[Items listed in a dataset]
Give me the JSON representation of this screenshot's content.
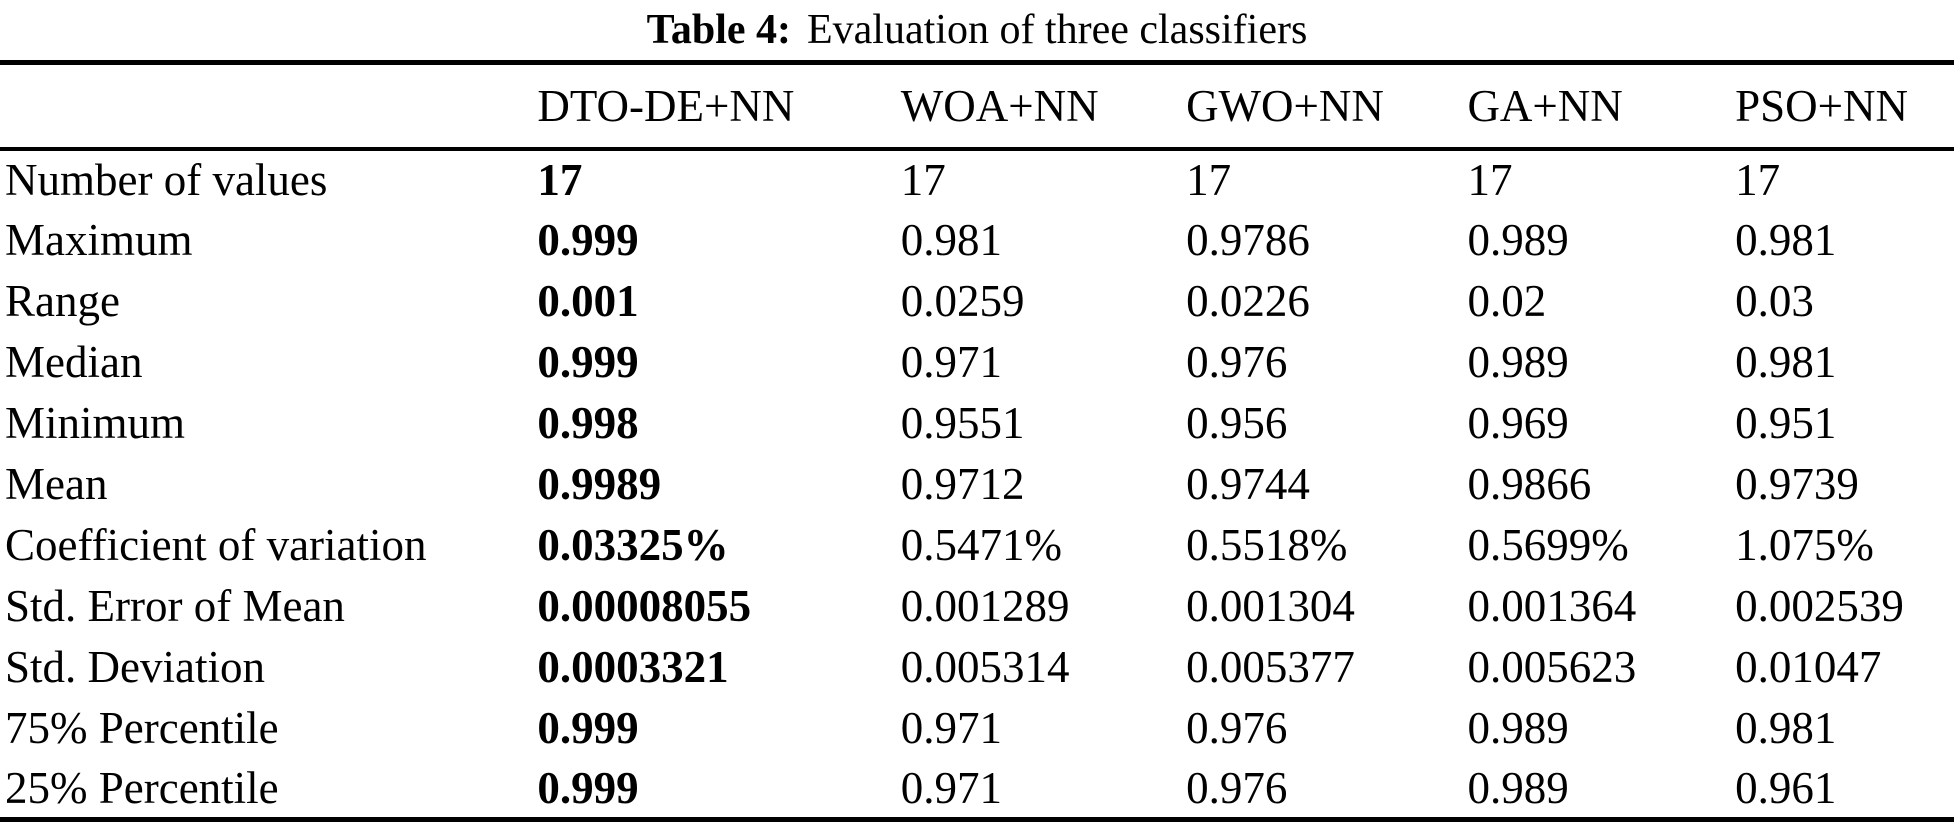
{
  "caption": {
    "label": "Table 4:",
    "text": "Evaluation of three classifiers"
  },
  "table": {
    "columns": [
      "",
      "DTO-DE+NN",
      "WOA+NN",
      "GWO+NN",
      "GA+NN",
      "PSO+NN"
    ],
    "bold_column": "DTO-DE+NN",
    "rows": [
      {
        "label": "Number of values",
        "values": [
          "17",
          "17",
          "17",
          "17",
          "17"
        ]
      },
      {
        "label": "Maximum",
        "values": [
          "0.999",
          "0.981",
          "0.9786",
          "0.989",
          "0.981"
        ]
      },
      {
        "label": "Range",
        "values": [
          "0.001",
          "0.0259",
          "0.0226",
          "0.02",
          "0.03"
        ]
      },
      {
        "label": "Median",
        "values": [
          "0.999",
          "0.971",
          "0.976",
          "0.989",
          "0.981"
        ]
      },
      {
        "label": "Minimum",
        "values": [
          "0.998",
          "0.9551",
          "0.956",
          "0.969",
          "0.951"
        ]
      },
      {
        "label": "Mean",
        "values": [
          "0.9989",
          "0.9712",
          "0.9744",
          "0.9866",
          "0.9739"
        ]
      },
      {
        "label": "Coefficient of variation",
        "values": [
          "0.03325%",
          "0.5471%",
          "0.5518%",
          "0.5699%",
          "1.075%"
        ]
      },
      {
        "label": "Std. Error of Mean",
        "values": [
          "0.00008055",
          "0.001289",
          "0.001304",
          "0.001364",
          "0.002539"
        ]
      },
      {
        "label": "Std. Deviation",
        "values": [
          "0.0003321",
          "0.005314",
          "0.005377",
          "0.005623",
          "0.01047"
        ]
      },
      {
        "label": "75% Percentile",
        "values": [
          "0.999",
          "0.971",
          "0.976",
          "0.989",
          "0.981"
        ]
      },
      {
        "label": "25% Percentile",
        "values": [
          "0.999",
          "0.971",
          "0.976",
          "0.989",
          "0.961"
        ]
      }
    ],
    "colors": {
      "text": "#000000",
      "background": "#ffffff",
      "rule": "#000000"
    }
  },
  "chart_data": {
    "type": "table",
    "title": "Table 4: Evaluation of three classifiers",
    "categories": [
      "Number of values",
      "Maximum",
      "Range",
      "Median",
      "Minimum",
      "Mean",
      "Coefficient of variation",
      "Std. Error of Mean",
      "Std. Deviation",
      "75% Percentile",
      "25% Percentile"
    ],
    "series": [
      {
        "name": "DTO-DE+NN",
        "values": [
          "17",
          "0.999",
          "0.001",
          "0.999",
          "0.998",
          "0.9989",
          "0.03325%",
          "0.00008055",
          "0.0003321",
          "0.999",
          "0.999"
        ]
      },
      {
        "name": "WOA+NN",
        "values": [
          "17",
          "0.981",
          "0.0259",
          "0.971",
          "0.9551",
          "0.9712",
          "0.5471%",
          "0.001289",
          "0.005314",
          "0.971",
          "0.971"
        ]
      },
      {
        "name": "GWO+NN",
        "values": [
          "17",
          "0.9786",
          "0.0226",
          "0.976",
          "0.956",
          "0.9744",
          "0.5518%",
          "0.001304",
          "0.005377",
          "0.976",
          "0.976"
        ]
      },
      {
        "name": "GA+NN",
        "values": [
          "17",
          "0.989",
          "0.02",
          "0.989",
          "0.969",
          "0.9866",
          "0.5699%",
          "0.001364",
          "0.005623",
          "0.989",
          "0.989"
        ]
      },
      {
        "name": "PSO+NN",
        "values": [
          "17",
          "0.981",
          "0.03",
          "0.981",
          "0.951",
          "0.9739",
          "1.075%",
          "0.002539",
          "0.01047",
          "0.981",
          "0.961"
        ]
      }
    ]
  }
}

---

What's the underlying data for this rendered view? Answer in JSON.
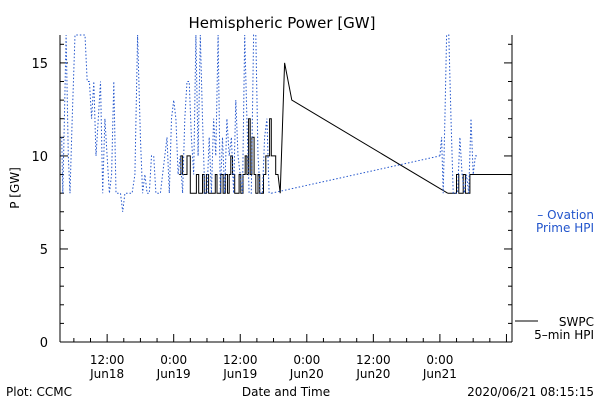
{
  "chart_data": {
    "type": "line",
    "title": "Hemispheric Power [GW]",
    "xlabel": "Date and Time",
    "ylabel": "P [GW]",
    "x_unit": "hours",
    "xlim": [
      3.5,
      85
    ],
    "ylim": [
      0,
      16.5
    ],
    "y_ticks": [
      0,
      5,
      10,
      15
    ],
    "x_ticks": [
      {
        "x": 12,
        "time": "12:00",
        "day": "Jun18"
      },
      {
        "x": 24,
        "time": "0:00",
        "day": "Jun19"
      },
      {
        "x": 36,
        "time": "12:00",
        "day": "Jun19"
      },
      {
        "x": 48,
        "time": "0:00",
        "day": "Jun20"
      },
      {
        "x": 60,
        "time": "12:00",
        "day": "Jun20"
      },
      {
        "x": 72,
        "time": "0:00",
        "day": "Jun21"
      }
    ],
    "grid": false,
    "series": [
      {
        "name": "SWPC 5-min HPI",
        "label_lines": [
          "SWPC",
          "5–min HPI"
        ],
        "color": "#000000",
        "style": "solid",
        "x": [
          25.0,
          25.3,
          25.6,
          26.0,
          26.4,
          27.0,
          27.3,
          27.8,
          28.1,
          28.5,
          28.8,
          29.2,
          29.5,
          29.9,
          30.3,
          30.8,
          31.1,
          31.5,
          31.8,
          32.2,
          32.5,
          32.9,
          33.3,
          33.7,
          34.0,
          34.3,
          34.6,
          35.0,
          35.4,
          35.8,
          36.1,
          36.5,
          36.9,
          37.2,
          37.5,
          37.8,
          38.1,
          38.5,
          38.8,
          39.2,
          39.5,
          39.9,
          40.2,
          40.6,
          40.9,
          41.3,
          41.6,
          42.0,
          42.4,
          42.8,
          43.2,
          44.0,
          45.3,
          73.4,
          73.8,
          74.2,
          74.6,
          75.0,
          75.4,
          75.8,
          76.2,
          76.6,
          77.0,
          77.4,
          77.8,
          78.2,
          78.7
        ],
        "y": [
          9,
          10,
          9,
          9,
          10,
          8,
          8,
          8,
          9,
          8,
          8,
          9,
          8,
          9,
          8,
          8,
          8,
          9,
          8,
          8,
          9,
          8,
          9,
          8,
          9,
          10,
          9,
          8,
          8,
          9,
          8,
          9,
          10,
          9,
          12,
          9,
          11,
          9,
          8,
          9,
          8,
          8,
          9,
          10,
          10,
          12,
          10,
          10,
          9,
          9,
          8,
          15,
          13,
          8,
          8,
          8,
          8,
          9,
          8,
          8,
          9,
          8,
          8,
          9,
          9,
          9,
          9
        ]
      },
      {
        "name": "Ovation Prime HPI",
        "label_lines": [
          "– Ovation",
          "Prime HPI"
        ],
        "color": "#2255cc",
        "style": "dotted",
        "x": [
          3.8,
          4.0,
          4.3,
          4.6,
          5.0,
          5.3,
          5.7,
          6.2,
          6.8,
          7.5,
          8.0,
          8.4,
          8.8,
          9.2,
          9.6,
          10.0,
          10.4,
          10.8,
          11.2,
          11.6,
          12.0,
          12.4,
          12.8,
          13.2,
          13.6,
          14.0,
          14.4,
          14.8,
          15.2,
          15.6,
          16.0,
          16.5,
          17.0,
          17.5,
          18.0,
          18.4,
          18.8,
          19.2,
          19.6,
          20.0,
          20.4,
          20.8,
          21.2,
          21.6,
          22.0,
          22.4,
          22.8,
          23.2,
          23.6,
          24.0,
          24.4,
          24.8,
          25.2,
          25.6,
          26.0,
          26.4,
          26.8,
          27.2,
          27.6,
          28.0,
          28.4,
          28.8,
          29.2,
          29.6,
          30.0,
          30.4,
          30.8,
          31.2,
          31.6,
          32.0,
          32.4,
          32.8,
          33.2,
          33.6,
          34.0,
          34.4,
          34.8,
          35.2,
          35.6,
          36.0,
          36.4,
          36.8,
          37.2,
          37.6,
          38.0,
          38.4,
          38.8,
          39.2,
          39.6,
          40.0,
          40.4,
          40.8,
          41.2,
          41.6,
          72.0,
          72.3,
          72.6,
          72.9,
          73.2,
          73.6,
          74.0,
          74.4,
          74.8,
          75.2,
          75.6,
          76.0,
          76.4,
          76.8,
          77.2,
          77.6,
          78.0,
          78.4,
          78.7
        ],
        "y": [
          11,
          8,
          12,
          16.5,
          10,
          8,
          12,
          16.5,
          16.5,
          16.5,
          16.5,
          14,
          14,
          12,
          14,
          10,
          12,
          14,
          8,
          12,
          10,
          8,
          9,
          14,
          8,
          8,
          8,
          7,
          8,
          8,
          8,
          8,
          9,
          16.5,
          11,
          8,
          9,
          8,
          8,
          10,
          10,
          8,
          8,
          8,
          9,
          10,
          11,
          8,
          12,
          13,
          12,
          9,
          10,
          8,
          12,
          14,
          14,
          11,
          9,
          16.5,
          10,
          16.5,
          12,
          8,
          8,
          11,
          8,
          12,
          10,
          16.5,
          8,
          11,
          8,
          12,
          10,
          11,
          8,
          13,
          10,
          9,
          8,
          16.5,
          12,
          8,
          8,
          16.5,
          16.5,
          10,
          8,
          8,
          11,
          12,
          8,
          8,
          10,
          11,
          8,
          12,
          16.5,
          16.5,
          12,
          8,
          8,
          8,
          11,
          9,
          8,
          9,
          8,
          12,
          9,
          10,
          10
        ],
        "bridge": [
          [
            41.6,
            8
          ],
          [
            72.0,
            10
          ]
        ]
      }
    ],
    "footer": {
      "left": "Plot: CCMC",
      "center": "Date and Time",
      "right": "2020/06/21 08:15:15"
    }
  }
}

| WHAT YOU WILL DO |
Copy all lines from the data that hold the word "this".

| TASK ANSWER |
Give me the JSON representation of this screenshot's content.
What's the underlying data for this rendered view? Answer in JSON.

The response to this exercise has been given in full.